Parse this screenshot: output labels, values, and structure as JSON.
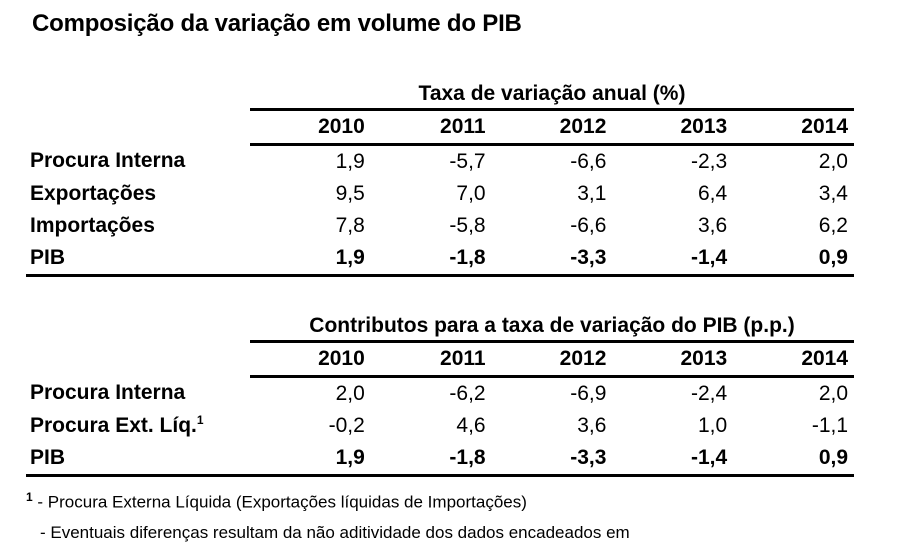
{
  "title": "Composição da variação em volume do PIB",
  "table1": {
    "caption": "Taxa de variação anual (%)",
    "years": [
      "2010",
      "2011",
      "2012",
      "2013",
      "2014"
    ],
    "rows": [
      {
        "label": "Procura Interna",
        "values": [
          "1,9",
          "-5,7",
          "-6,6",
          "-2,3",
          "2,0"
        ]
      },
      {
        "label": "Exportações",
        "values": [
          "9,5",
          "7,0",
          "3,1",
          "6,4",
          "3,4"
        ]
      },
      {
        "label": "Importações",
        "values": [
          "7,8",
          "-5,8",
          "-6,6",
          "3,6",
          "6,2"
        ]
      },
      {
        "label": "PIB",
        "values": [
          "1,9",
          "-1,8",
          "-3,3",
          "-1,4",
          "0,9"
        ]
      }
    ]
  },
  "table2": {
    "caption": "Contributos para a taxa de variação do PIB (p.p.)",
    "years": [
      "2010",
      "2011",
      "2012",
      "2013",
      "2014"
    ],
    "rows": [
      {
        "label": "Procura Interna",
        "values": [
          "2,0",
          "-6,2",
          "-6,9",
          "-2,4",
          "2,0"
        ]
      },
      {
        "label": "Procura Ext. Líq.",
        "footnote_mark": "1",
        "values": [
          "-0,2",
          "4,6",
          "3,6",
          "1,0",
          "-1,1"
        ]
      },
      {
        "label": "PIB",
        "values": [
          "1,9",
          "-1,8",
          "-3,3",
          "-1,4",
          "0,9"
        ]
      }
    ]
  },
  "notes": {
    "note1_mark": "1",
    "note1_text": " - Procura Externa Líquida (Exportações líquidas de Importações)",
    "note2_text": "- Eventuais diferenças resultam da não aditividade dos dados encadeados em"
  }
}
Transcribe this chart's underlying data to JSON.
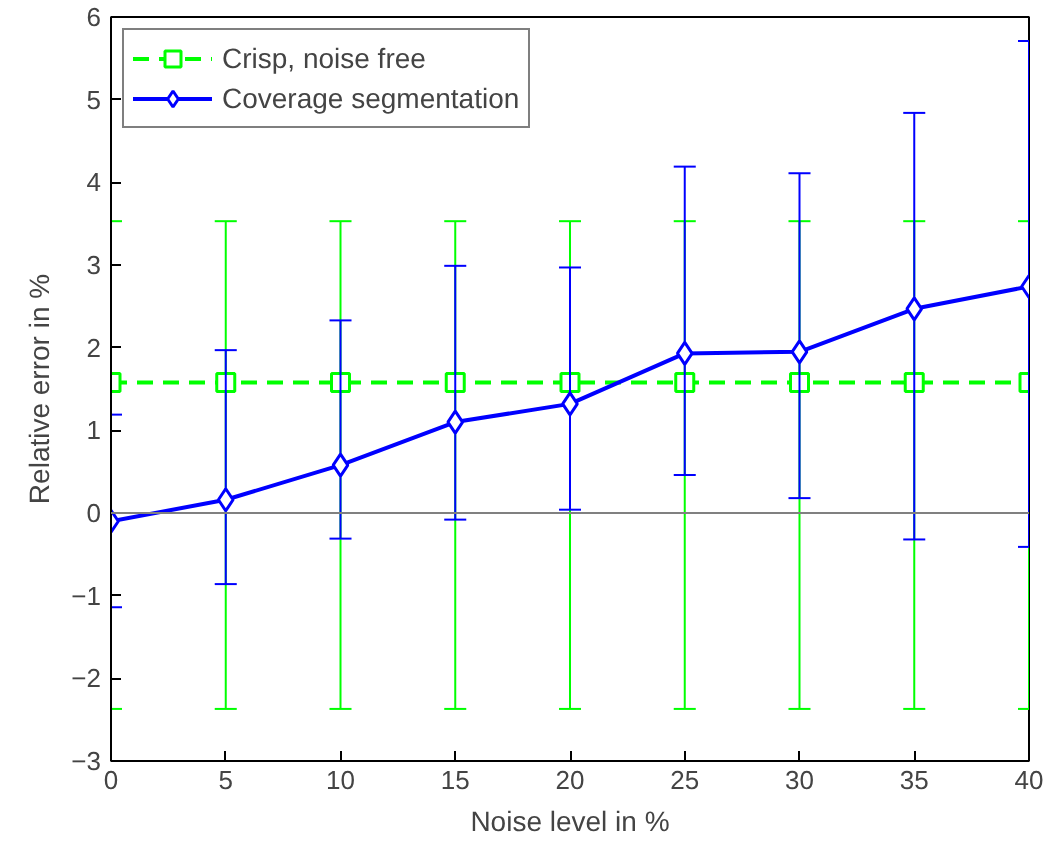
::::::::::
**WHAT THE TASK ASKS:** Find each line holding the word "caption" and copy it.

**WORKED SOLUTION:**
    "caption": "Taxa de variação anual (%)",
    "caption": "Contributos para a taxa de variação do PIB (p.p.)",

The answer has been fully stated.